**Work required**
Transcribe the full listing below exactly.

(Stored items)
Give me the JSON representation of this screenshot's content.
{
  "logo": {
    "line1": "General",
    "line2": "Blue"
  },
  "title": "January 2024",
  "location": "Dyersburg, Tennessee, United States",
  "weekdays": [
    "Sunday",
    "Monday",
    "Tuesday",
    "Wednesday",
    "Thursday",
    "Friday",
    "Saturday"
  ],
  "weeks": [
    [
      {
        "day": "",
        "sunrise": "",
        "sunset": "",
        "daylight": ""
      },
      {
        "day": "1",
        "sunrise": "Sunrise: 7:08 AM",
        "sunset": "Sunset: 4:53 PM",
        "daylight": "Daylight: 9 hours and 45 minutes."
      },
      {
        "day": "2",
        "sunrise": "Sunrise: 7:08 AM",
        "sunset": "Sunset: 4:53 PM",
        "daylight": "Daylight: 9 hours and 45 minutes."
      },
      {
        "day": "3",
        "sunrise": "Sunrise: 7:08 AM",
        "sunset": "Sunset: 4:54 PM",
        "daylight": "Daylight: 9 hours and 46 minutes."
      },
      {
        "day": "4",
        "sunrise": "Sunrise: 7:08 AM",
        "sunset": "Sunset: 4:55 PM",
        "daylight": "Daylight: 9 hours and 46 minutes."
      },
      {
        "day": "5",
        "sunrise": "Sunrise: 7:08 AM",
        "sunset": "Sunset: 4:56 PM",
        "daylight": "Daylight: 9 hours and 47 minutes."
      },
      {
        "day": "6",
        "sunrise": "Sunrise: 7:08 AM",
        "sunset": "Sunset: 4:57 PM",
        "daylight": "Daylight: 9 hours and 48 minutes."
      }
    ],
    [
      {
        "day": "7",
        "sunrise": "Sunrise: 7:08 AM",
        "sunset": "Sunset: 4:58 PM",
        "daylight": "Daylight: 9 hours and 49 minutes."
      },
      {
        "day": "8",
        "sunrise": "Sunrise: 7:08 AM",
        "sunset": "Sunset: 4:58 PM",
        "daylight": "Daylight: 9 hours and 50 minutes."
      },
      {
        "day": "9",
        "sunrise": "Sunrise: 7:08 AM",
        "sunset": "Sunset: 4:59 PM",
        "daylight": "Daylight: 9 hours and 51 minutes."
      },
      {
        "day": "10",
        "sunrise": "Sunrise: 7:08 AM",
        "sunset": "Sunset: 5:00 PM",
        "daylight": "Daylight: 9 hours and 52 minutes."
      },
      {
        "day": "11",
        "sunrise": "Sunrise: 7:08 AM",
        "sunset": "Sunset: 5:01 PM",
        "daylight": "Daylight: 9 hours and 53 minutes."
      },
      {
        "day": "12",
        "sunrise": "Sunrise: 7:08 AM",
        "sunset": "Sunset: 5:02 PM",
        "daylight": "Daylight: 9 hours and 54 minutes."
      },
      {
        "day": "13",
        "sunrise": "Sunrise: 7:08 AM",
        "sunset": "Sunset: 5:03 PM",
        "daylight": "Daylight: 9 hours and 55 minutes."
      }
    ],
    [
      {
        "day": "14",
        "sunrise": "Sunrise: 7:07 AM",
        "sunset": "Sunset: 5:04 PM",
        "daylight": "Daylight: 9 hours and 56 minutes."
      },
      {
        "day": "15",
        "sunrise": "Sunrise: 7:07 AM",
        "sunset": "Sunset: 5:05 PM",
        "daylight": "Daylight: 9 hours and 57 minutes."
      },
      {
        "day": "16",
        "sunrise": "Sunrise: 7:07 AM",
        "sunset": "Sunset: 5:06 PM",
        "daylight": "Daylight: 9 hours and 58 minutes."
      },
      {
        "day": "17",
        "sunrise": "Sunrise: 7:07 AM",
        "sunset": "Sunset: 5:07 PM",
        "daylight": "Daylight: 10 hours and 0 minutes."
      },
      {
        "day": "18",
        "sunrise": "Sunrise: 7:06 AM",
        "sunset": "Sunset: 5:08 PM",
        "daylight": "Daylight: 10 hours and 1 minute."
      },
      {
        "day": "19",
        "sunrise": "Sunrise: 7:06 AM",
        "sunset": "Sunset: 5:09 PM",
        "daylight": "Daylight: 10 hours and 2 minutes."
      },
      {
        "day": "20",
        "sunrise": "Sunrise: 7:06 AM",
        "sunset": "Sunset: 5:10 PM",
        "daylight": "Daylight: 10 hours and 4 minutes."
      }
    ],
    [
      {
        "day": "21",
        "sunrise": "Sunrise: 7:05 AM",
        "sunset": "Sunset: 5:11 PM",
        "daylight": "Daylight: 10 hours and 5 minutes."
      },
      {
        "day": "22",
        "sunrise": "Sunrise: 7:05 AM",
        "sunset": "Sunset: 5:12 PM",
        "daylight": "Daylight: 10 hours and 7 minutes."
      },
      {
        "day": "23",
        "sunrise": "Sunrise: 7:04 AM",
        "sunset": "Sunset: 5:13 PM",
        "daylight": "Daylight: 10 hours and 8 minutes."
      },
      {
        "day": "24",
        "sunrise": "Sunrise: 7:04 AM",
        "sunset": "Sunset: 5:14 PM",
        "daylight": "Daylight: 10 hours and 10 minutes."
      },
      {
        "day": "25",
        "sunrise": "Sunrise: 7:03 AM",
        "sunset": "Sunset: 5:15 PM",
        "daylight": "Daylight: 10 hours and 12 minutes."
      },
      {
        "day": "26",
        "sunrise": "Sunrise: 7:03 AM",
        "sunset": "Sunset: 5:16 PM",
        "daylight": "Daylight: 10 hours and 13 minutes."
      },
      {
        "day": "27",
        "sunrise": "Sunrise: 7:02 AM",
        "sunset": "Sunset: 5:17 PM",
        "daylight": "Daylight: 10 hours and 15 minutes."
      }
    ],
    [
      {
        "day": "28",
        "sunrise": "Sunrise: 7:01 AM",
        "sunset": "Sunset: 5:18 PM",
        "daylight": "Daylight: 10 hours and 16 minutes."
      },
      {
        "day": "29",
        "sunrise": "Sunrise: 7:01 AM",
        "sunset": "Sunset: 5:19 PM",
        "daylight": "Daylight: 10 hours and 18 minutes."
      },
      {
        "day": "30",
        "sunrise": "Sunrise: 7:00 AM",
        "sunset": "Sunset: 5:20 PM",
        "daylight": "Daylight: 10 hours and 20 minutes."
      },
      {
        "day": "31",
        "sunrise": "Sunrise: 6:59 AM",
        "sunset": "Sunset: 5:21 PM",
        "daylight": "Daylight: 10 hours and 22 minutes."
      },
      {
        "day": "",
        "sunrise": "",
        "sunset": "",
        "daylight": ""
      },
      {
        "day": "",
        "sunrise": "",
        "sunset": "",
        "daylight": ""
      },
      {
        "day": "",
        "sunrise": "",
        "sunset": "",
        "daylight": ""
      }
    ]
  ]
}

**Solution**
Give me the JSON representation of this screenshot's content.
{
  "logo": {
    "line1": "General",
    "line2": "Blue"
  },
  "title": "January 2024",
  "location": "Dyersburg, Tennessee, United States",
  "weekdays": [
    "Sunday",
    "Monday",
    "Tuesday",
    "Wednesday",
    "Thursday",
    "Friday",
    "Saturday"
  ],
  "weeks": [
    [
      {
        "day": "",
        "sunrise": "",
        "sunset": "",
        "daylight": ""
      },
      {
        "day": "1",
        "sunrise": "Sunrise: 7:08 AM",
        "sunset": "Sunset: 4:53 PM",
        "daylight": "Daylight: 9 hours and 45 minutes."
      },
      {
        "day": "2",
        "sunrise": "Sunrise: 7:08 AM",
        "sunset": "Sunset: 4:53 PM",
        "daylight": "Daylight: 9 hours and 45 minutes."
      },
      {
        "day": "3",
        "sunrise": "Sunrise: 7:08 AM",
        "sunset": "Sunset: 4:54 PM",
        "daylight": "Daylight: 9 hours and 46 minutes."
      },
      {
        "day": "4",
        "sunrise": "Sunrise: 7:08 AM",
        "sunset": "Sunset: 4:55 PM",
        "daylight": "Daylight: 9 hours and 46 minutes."
      },
      {
        "day": "5",
        "sunrise": "Sunrise: 7:08 AM",
        "sunset": "Sunset: 4:56 PM",
        "daylight": "Daylight: 9 hours and 47 minutes."
      },
      {
        "day": "6",
        "sunrise": "Sunrise: 7:08 AM",
        "sunset": "Sunset: 4:57 PM",
        "daylight": "Daylight: 9 hours and 48 minutes."
      }
    ],
    [
      {
        "day": "7",
        "sunrise": "Sunrise: 7:08 AM",
        "sunset": "Sunset: 4:58 PM",
        "daylight": "Daylight: 9 hours and 49 minutes."
      },
      {
        "day": "8",
        "sunrise": "Sunrise: 7:08 AM",
        "sunset": "Sunset: 4:58 PM",
        "daylight": "Daylight: 9 hours and 50 minutes."
      },
      {
        "day": "9",
        "sunrise": "Sunrise: 7:08 AM",
        "sunset": "Sunset: 4:59 PM",
        "daylight": "Daylight: 9 hours and 51 minutes."
      },
      {
        "day": "10",
        "sunrise": "Sunrise: 7:08 AM",
        "sunset": "Sunset: 5:00 PM",
        "daylight": "Daylight: 9 hours and 52 minutes."
      },
      {
        "day": "11",
        "sunrise": "Sunrise: 7:08 AM",
        "sunset": "Sunset: 5:01 PM",
        "daylight": "Daylight: 9 hours and 53 minutes."
      },
      {
        "day": "12",
        "sunrise": "Sunrise: 7:08 AM",
        "sunset": "Sunset: 5:02 PM",
        "daylight": "Daylight: 9 hours and 54 minutes."
      },
      {
        "day": "13",
        "sunrise": "Sunrise: 7:08 AM",
        "sunset": "Sunset: 5:03 PM",
        "daylight": "Daylight: 9 hours and 55 minutes."
      }
    ],
    [
      {
        "day": "14",
        "sunrise": "Sunrise: 7:07 AM",
        "sunset": "Sunset: 5:04 PM",
        "daylight": "Daylight: 9 hours and 56 minutes."
      },
      {
        "day": "15",
        "sunrise": "Sunrise: 7:07 AM",
        "sunset": "Sunset: 5:05 PM",
        "daylight": "Daylight: 9 hours and 57 minutes."
      },
      {
        "day": "16",
        "sunrise": "Sunrise: 7:07 AM",
        "sunset": "Sunset: 5:06 PM",
        "daylight": "Daylight: 9 hours and 58 minutes."
      },
      {
        "day": "17",
        "sunrise": "Sunrise: 7:07 AM",
        "sunset": "Sunset: 5:07 PM",
        "daylight": "Daylight: 10 hours and 0 minutes."
      },
      {
        "day": "18",
        "sunrise": "Sunrise: 7:06 AM",
        "sunset": "Sunset: 5:08 PM",
        "daylight": "Daylight: 10 hours and 1 minute."
      },
      {
        "day": "19",
        "sunrise": "Sunrise: 7:06 AM",
        "sunset": "Sunset: 5:09 PM",
        "daylight": "Daylight: 10 hours and 2 minutes."
      },
      {
        "day": "20",
        "sunrise": "Sunrise: 7:06 AM",
        "sunset": "Sunset: 5:10 PM",
        "daylight": "Daylight: 10 hours and 4 minutes."
      }
    ],
    [
      {
        "day": "21",
        "sunrise": "Sunrise: 7:05 AM",
        "sunset": "Sunset: 5:11 PM",
        "daylight": "Daylight: 10 hours and 5 minutes."
      },
      {
        "day": "22",
        "sunrise": "Sunrise: 7:05 AM",
        "sunset": "Sunset: 5:12 PM",
        "daylight": "Daylight: 10 hours and 7 minutes."
      },
      {
        "day": "23",
        "sunrise": "Sunrise: 7:04 AM",
        "sunset": "Sunset: 5:13 PM",
        "daylight": "Daylight: 10 hours and 8 minutes."
      },
      {
        "day": "24",
        "sunrise": "Sunrise: 7:04 AM",
        "sunset": "Sunset: 5:14 PM",
        "daylight": "Daylight: 10 hours and 10 minutes."
      },
      {
        "day": "25",
        "sunrise": "Sunrise: 7:03 AM",
        "sunset": "Sunset: 5:15 PM",
        "daylight": "Daylight: 10 hours and 12 minutes."
      },
      {
        "day": "26",
        "sunrise": "Sunrise: 7:03 AM",
        "sunset": "Sunset: 5:16 PM",
        "daylight": "Daylight: 10 hours and 13 minutes."
      },
      {
        "day": "27",
        "sunrise": "Sunrise: 7:02 AM",
        "sunset": "Sunset: 5:17 PM",
        "daylight": "Daylight: 10 hours and 15 minutes."
      }
    ],
    [
      {
        "day": "28",
        "sunrise": "Sunrise: 7:01 AM",
        "sunset": "Sunset: 5:18 PM",
        "daylight": "Daylight: 10 hours and 16 minutes."
      },
      {
        "day": "29",
        "sunrise": "Sunrise: 7:01 AM",
        "sunset": "Sunset: 5:19 PM",
        "daylight": "Daylight: 10 hours and 18 minutes."
      },
      {
        "day": "30",
        "sunrise": "Sunrise: 7:00 AM",
        "sunset": "Sunset: 5:20 PM",
        "daylight": "Daylight: 10 hours and 20 minutes."
      },
      {
        "day": "31",
        "sunrise": "Sunrise: 6:59 AM",
        "sunset": "Sunset: 5:21 PM",
        "daylight": "Daylight: 10 hours and 22 minutes."
      },
      {
        "day": "",
        "sunrise": "",
        "sunset": "",
        "daylight": ""
      },
      {
        "day": "",
        "sunrise": "",
        "sunset": "",
        "daylight": ""
      },
      {
        "day": "",
        "sunrise": "",
        "sunset": "",
        "daylight": ""
      }
    ]
  ]
}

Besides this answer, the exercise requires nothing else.